- Written exercise: Every line holding the string "capítulo" should be gathered.

- Records to use:
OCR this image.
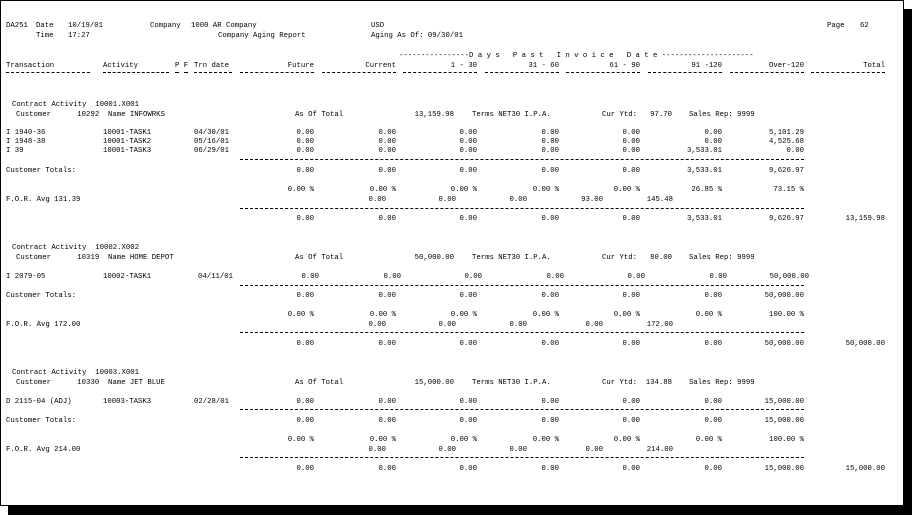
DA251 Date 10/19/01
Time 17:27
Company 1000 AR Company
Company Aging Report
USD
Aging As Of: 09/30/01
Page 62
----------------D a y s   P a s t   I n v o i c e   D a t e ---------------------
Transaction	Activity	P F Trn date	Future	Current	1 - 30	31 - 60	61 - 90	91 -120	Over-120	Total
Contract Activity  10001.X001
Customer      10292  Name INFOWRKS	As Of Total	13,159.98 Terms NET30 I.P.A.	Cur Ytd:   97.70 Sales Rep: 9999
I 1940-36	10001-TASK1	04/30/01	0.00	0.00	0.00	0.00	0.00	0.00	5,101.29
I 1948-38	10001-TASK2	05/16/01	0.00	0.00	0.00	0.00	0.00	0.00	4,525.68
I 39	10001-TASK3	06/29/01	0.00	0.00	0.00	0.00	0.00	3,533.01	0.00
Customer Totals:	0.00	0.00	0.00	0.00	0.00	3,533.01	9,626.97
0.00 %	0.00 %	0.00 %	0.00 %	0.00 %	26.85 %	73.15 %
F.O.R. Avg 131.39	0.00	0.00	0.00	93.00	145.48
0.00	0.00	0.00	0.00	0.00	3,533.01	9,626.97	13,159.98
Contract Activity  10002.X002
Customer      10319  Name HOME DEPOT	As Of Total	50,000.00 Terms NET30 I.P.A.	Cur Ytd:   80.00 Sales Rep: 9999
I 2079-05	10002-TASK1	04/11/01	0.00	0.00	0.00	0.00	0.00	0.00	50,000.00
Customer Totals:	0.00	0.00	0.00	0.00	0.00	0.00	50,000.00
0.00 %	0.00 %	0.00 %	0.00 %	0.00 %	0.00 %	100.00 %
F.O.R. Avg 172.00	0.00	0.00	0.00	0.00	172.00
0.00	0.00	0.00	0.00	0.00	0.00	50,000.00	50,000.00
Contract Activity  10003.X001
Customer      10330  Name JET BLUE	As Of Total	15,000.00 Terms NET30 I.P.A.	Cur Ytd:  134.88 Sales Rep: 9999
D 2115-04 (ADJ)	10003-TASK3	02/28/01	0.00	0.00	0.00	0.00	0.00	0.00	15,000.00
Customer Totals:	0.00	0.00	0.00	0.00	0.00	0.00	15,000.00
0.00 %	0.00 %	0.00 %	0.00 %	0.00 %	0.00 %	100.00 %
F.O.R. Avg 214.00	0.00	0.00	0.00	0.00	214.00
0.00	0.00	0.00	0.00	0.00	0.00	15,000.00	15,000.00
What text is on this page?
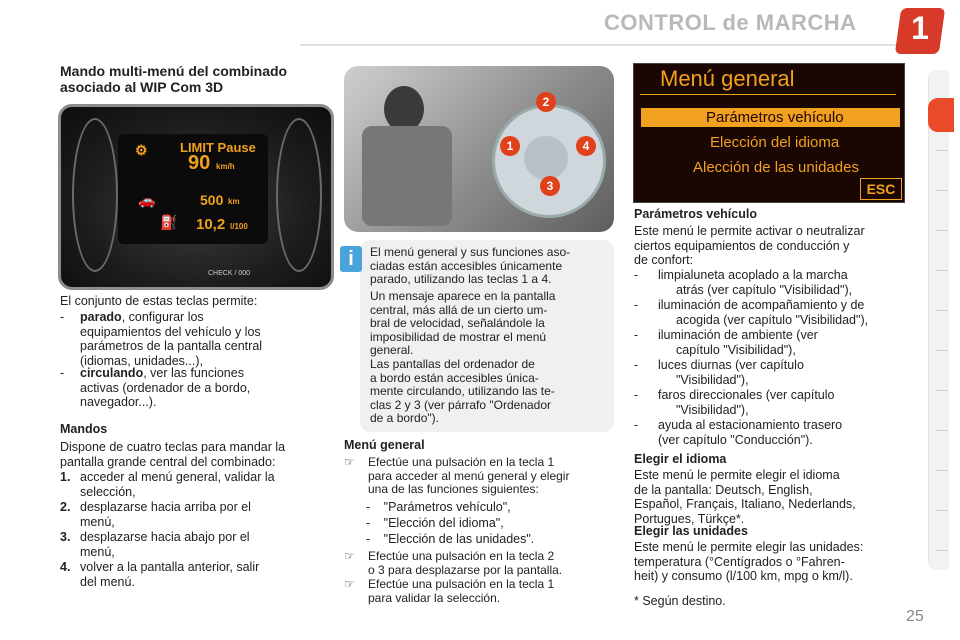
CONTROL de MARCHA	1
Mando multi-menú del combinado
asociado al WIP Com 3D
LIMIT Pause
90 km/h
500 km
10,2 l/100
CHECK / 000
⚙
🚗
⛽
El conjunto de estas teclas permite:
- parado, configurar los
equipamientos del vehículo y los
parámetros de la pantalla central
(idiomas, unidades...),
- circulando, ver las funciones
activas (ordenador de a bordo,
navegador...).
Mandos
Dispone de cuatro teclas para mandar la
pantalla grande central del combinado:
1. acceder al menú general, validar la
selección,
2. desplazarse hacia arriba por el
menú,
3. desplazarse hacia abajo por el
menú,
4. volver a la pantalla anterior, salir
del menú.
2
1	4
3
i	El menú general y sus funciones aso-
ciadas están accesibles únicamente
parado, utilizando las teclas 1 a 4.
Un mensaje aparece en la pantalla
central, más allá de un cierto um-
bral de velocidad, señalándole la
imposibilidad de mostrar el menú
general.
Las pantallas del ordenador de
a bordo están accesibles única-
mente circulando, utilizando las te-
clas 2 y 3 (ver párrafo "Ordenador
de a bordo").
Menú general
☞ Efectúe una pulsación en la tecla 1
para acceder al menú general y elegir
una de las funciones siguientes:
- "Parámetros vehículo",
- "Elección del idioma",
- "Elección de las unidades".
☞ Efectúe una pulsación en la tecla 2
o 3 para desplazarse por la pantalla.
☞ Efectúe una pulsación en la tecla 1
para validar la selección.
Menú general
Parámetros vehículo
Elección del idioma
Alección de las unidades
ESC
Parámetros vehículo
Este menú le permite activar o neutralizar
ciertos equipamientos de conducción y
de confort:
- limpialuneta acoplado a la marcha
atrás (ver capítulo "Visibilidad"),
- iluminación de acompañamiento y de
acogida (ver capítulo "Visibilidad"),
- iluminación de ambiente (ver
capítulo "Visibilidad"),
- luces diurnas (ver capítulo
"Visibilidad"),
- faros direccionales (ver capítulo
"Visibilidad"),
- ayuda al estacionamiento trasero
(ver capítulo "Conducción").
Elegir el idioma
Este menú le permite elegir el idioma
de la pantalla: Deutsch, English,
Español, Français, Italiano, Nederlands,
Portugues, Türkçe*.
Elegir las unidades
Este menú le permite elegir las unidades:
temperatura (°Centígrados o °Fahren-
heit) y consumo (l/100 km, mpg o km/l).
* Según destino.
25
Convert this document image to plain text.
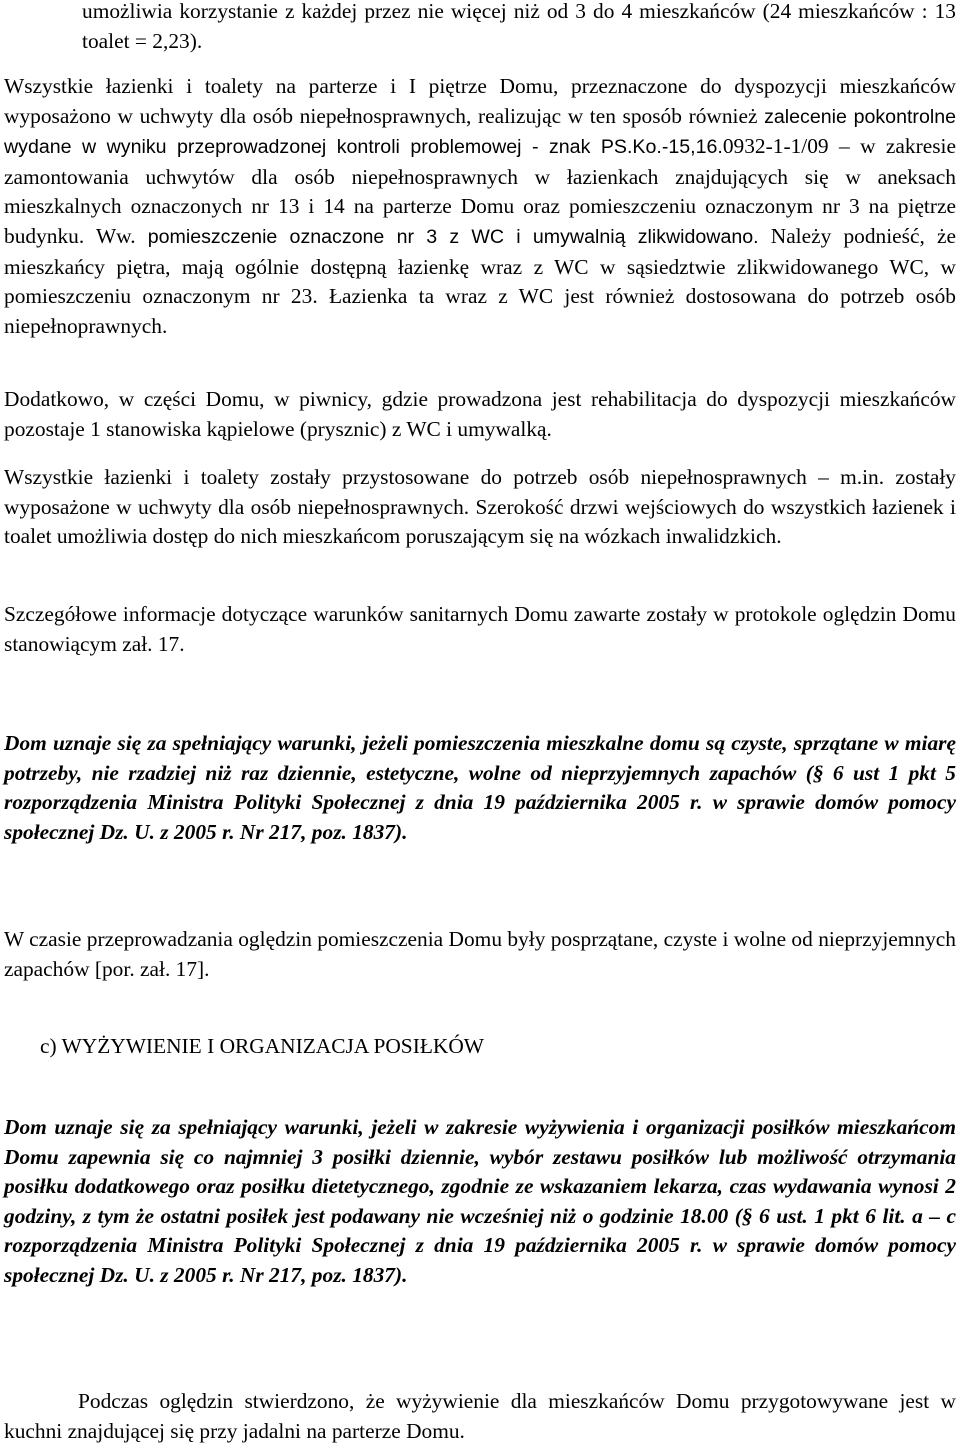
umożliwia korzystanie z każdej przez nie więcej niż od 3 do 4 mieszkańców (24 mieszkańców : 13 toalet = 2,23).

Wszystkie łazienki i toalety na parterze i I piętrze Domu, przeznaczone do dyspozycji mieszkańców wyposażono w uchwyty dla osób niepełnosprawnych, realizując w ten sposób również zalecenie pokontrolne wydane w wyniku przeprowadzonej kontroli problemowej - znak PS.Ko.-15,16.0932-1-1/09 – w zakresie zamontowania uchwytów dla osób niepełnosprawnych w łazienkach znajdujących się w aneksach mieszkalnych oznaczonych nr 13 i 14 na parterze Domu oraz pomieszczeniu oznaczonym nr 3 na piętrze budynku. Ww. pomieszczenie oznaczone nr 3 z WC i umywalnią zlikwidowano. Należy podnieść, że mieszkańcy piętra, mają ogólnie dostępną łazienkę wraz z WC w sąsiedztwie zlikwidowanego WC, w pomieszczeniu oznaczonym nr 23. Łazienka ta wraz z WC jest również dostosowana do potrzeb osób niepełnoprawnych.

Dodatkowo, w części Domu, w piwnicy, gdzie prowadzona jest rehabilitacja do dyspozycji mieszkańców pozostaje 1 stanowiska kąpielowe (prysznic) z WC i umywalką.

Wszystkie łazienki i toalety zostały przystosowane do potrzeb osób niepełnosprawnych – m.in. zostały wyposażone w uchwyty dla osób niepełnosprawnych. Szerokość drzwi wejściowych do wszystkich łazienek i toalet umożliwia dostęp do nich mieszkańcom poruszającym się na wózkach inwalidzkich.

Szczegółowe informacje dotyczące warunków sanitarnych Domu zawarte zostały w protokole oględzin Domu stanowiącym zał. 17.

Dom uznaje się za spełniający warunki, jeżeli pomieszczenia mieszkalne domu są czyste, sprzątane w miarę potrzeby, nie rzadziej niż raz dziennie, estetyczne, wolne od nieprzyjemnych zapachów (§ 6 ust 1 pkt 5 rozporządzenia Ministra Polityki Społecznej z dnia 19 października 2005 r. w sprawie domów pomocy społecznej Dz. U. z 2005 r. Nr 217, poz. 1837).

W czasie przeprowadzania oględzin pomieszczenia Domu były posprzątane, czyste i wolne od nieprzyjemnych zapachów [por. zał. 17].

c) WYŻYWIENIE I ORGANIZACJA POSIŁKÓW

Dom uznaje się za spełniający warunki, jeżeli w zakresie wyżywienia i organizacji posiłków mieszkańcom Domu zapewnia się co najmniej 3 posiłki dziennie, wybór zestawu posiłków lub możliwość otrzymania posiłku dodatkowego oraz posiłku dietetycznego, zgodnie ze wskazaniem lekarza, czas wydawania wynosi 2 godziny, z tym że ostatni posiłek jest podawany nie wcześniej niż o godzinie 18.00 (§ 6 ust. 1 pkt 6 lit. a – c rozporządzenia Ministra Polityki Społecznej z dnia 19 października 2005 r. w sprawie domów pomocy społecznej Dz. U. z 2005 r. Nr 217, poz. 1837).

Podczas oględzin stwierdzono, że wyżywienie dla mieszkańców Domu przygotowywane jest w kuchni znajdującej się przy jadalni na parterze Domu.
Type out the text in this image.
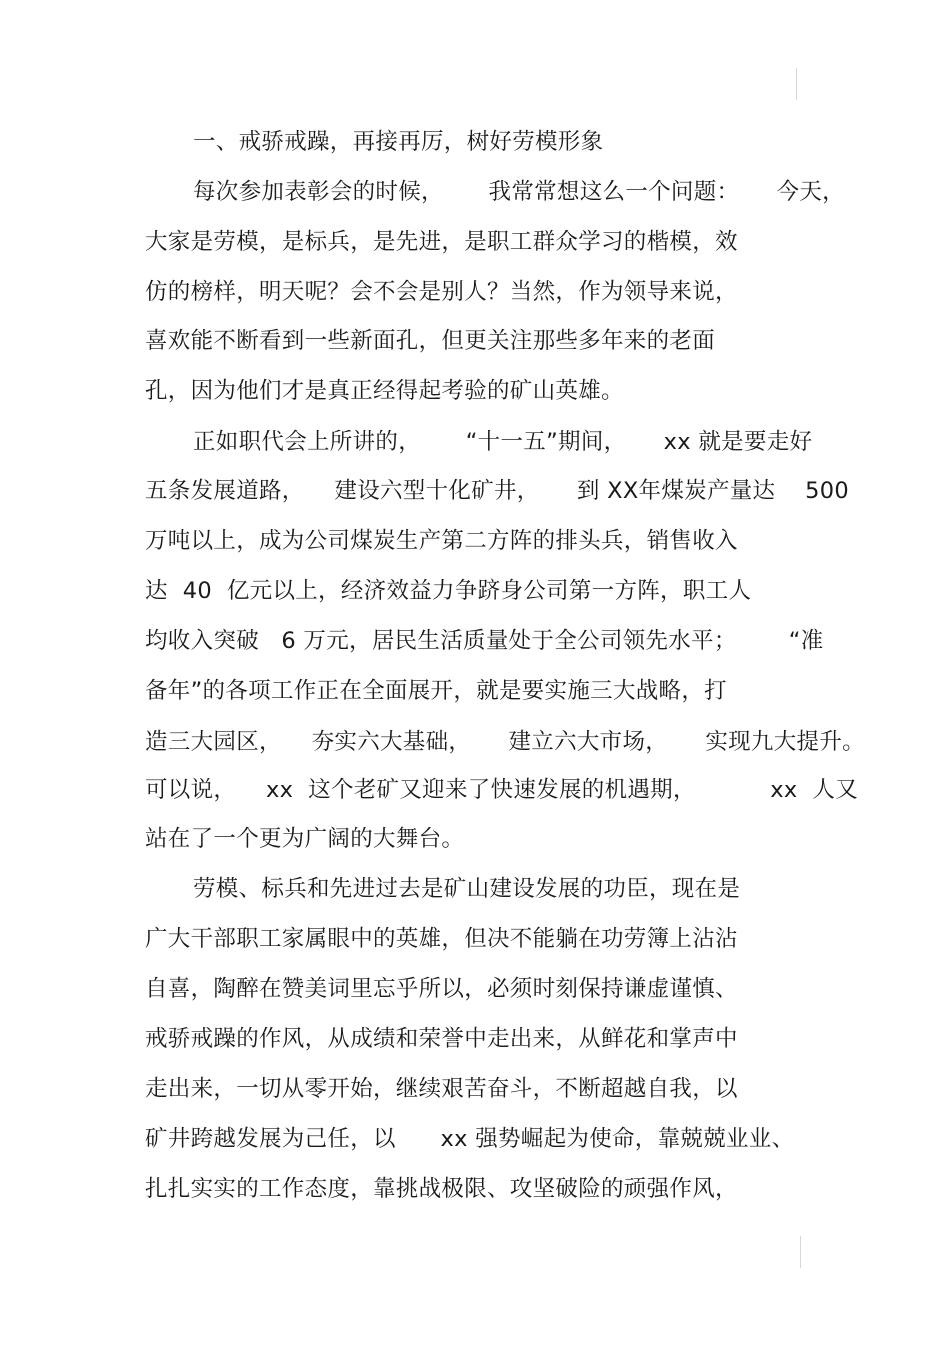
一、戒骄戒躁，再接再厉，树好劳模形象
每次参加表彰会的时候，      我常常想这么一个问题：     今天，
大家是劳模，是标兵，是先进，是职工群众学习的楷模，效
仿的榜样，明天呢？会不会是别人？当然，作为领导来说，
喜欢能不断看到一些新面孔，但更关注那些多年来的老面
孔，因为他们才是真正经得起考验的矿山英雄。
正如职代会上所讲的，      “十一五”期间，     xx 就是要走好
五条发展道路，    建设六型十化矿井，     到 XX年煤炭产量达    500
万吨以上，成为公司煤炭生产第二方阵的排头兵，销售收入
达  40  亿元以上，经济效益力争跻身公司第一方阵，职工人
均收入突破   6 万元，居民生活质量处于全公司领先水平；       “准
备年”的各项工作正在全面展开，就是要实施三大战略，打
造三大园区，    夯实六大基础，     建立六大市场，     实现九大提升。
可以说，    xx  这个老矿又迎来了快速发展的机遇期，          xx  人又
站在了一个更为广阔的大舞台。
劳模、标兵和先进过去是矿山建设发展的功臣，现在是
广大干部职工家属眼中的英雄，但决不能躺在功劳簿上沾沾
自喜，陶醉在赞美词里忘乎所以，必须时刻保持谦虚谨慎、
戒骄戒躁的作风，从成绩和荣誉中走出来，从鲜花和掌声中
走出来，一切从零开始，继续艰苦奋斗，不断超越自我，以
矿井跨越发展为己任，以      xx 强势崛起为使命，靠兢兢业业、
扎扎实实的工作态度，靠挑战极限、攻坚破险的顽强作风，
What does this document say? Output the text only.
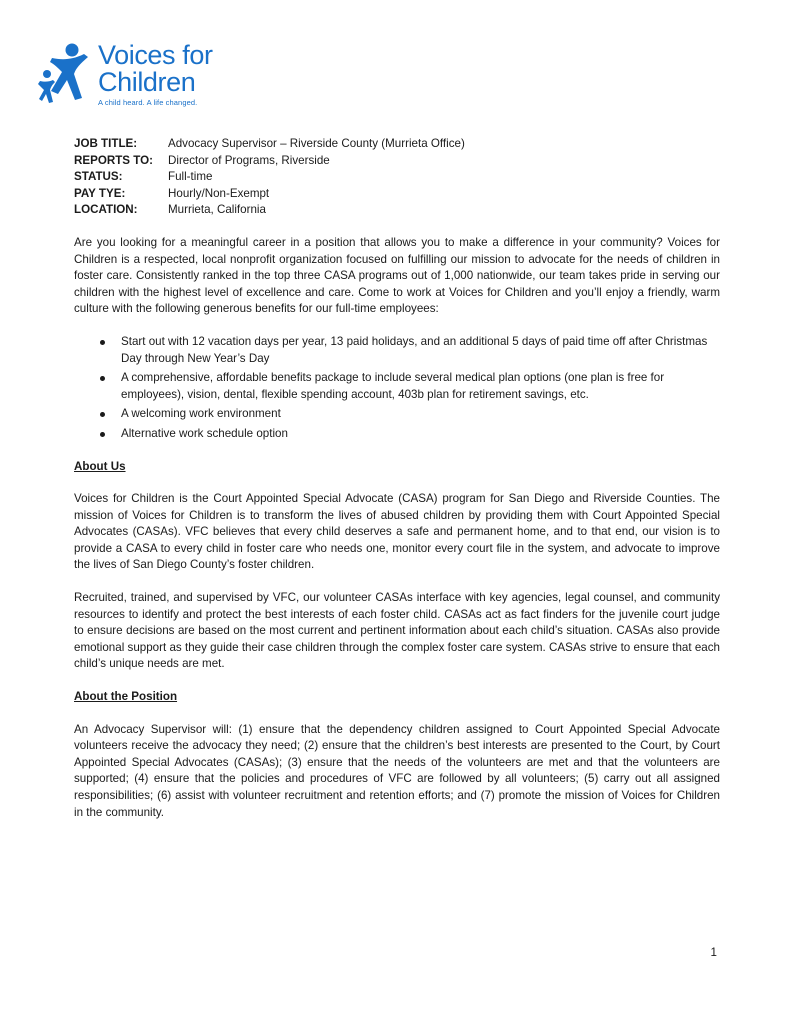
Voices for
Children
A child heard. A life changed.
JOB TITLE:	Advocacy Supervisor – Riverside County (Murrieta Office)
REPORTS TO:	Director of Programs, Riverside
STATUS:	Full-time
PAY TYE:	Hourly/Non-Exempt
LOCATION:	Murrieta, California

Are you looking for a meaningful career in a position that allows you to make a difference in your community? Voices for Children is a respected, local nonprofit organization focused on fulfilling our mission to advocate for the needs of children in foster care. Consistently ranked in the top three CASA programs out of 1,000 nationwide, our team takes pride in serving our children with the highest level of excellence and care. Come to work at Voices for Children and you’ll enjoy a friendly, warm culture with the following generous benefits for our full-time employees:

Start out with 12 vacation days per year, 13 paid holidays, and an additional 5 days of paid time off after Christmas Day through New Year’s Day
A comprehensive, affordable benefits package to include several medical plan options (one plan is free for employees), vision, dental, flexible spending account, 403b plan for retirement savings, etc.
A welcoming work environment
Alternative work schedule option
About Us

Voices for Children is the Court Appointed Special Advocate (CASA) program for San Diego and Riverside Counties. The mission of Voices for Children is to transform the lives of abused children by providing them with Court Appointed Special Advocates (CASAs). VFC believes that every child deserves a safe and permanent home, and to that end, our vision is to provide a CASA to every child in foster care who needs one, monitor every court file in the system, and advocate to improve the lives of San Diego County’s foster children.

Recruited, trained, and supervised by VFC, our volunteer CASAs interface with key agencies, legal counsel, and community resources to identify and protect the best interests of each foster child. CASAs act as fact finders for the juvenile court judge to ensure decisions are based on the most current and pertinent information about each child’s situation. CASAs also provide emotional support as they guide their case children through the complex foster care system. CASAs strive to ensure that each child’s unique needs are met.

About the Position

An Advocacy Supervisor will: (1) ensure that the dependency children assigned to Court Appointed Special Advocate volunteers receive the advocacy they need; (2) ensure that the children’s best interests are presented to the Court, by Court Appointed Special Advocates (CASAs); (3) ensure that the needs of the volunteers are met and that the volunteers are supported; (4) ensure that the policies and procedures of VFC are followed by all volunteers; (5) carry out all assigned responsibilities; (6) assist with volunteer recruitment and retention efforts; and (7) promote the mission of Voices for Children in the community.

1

- Exercise result:
atrás (ver capítulo "Visibilidad"),
acogida (ver capítulo "Visibilidad"),
capítulo "Visibilidad"),
- luces diurnas (ver capítulo
- faros direccionales (ver capítulo
(ver capítulo "Conducción").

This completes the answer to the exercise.